- [Required action] Every record must be written out once more, with nothing added or omitted.

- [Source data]
________________________________________

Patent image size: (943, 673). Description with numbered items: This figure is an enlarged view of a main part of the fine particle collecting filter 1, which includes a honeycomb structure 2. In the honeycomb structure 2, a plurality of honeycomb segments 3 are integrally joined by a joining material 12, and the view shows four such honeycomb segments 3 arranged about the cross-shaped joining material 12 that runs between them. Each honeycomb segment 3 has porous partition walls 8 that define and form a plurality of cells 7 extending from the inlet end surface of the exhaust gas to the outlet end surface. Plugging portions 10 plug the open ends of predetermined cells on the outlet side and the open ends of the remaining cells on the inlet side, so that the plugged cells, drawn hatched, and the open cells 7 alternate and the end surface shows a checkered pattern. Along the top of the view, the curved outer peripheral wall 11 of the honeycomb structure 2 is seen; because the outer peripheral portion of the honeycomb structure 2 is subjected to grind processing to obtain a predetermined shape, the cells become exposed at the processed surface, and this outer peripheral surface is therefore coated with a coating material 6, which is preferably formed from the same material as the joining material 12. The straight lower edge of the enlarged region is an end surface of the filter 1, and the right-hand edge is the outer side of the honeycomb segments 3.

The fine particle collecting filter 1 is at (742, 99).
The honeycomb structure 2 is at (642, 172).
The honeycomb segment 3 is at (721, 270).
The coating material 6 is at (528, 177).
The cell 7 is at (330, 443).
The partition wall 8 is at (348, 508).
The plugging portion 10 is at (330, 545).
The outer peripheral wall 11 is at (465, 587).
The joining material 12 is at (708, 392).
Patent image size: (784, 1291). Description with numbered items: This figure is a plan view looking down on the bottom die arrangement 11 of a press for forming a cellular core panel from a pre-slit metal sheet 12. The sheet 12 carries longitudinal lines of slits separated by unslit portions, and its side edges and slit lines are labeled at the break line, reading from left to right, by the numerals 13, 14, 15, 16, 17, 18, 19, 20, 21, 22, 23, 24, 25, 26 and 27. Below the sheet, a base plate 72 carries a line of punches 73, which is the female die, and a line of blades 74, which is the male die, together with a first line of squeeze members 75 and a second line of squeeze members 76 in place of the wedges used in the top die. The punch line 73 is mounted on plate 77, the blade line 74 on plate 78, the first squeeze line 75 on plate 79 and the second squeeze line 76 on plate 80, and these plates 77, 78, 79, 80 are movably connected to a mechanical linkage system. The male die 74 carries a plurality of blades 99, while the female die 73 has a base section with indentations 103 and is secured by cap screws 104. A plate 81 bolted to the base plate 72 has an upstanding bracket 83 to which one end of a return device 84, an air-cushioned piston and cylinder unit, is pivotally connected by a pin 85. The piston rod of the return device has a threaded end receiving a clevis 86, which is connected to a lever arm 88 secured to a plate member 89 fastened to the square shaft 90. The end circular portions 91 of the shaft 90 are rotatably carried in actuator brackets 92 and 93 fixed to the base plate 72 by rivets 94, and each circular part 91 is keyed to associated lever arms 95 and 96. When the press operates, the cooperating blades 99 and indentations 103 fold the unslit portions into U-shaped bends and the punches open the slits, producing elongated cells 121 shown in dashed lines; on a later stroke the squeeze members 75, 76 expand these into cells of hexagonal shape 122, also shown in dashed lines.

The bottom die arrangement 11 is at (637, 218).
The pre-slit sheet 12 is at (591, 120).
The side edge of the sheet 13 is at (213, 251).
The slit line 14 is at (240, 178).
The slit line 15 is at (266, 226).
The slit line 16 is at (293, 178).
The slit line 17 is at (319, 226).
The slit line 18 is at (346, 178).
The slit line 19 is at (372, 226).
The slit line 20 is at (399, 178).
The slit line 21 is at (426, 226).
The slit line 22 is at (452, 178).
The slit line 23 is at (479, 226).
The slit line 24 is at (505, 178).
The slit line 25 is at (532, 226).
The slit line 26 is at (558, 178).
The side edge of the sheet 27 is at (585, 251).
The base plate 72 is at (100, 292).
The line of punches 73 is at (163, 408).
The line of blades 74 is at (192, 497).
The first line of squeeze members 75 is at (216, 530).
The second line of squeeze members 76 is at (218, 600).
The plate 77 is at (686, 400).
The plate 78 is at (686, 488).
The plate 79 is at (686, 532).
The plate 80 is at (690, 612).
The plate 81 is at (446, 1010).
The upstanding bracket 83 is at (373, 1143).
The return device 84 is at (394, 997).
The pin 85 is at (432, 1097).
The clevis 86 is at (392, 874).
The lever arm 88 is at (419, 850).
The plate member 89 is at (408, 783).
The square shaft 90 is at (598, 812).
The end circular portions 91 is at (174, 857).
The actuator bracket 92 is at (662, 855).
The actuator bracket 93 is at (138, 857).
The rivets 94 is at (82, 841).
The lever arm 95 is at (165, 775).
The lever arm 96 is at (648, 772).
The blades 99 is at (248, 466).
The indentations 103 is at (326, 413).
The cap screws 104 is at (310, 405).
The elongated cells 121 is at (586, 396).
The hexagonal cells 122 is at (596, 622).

________________________________________

- [The completed task]
Patent image size: (943, 673). Description with numbered items: This figure is an enlarged view of a main part of the fine particle collecting filter 1, which includes a honeycomb structure 2. In the honeycomb structure 2, a plurality of honeycomb segments 3 are integrally joined by a joining material 12, and the view shows four such honeycomb segments 3 arranged about the cross-shaped joining material 12 that runs between them. Each honeycomb segment 3 has porous partition walls 8 that define and form a plurality of cells 7 extending from the inlet end surface of the exhaust gas to the outlet end surface. Plugging portions 10 plug the open ends of predetermined cells on the outlet side and the open ends of the remaining cells on the inlet side, so that the plugged cells, drawn hatched, and the open cells 7 alternate and the end surface shows a checkered pattern. Along the top of the view, the curved outer peripheral wall 11 of the honeycomb structure 2 is seen; because the outer peripheral portion of the honeycomb structure 2 is subjected to grind processing to obtain a predetermined shape, the cells become exposed at the processed surface, and this outer peripheral surface is therefore coated with a coating material 6, which is preferably formed from the same material as the joining material 12. The straight lower edge of the enlarged region is an end surface of the filter 1, and the right-hand edge is the outer side of the honeycomb segments 3.

The fine particle collecting filter 1 is at (742, 99).
The honeycomb structure 2 is at (642, 172).
The honeycomb segment 3 is at (721, 270).
The coating material 6 is at (528, 177).
The cell 7 is at (330, 443).
The partition wall 8 is at (348, 508).
The plugging portion 10 is at (330, 545).
The outer peripheral wall 11 is at (465, 587).
The joining material 12 is at (708, 392).
Patent image size: (784, 1291). Description with numbered items: This figure is a plan view looking down on the bottom die arrangement 11 of a press for forming a cellular core panel from a pre-slit metal sheet 12. The sheet 12 carries longitudinal lines of slits separated by unslit portions, and its side edges and slit lines are labeled at the break line, reading from left to right, by the numerals 13, 14, 15, 16, 17, 18, 19, 20, 21, 22, 23, 24, 25, 26 and 27. Below the sheet, a base plate 72 carries a line of punches 73, which is the female die, and a line of blades 74, which is the male die, together with a first line of squeeze members 75 and a second line of squeeze members 76 in place of the wedges used in the top die. The punch line 73 is mounted on plate 77, the blade line 74 on plate 78, the first squeeze line 75 on plate 79 and the second squeeze line 76 on plate 80, and these plates 77, 78, 79, 80 are movably connected to a mechanical linkage system. The male die 74 carries a plurality of blades 99, while the female die 73 has a base section with indentations 103 and is secured by cap screws 104. A plate 81 bolted to the base plate 72 has an upstanding bracket 83 to which one end of a return device 84, an air-cushioned piston and cylinder unit, is pivotally connected by a pin 85. The piston rod of the return device has a threaded end receiving a clevis 86, which is connected to a lever arm 88 secured to a plate member 89 fastened to the square shaft 90. The end circular portions 91 of the shaft 90 are rotatably carried in actuator brackets 92 and 93 fixed to the base plate 72 by rivets 94, and each circular part 91 is keyed to associated lever arms 95 and 96. When the press operates, the cooperating blades 99 and indentations 103 fold the unslit portions into U-shaped bends and the punches open the slits, producing elongated cells 121 shown in dashed lines; on a later stroke the squeeze members 75, 76 expand these into cells of hexagonal shape 122, also shown in dashed lines.

The bottom die arrangement 11 is at (637, 218).
The pre-slit sheet 12 is at (591, 120).
The side edge of the sheet 13 is at (213, 251).
The slit line 14 is at (240, 178).
The slit line 15 is at (266, 226).
The slit line 16 is at (293, 178).
The slit line 17 is at (319, 226).
The slit line 18 is at (346, 178).
The slit line 19 is at (372, 226).
The slit line 20 is at (399, 178).
The slit line 21 is at (426, 226).
The slit line 22 is at (452, 178).
The slit line 23 is at (479, 226).
The slit line 24 is at (505, 178).
The slit line 25 is at (532, 226).
The slit line 26 is at (558, 178).
The side edge of the sheet 27 is at (585, 251).
The base plate 72 is at (100, 292).
The line of punches 73 is at (163, 408).
The line of blades 74 is at (192, 497).
The first line of squeeze members 75 is at (216, 530).
The second line of squeeze members 76 is at (218, 600).
The plate 77 is at (686, 400).
The plate 78 is at (686, 488).
The plate 79 is at (686, 532).
The plate 80 is at (690, 612).
The plate 81 is at (446, 1010).
The upstanding bracket 83 is at (373, 1143).
The return device 84 is at (394, 997).
The pin 85 is at (432, 1097).
The clevis 86 is at (392, 874).
The lever arm 88 is at (419, 850).
The plate member 89 is at (408, 783).
The square shaft 90 is at (598, 812).
The end circular portions 91 is at (174, 857).
The actuator bracket 92 is at (662, 855).
The actuator bracket 93 is at (138, 857).
The rivets 94 is at (82, 841).
The lever arm 95 is at (165, 775).
The lever arm 96 is at (648, 772).
The blades 99 is at (248, 466).
The indentations 103 is at (326, 413).
The cap screws 104 is at (310, 405).
The elongated cells 121 is at (586, 396).
The hexagonal cells 122 is at (596, 622).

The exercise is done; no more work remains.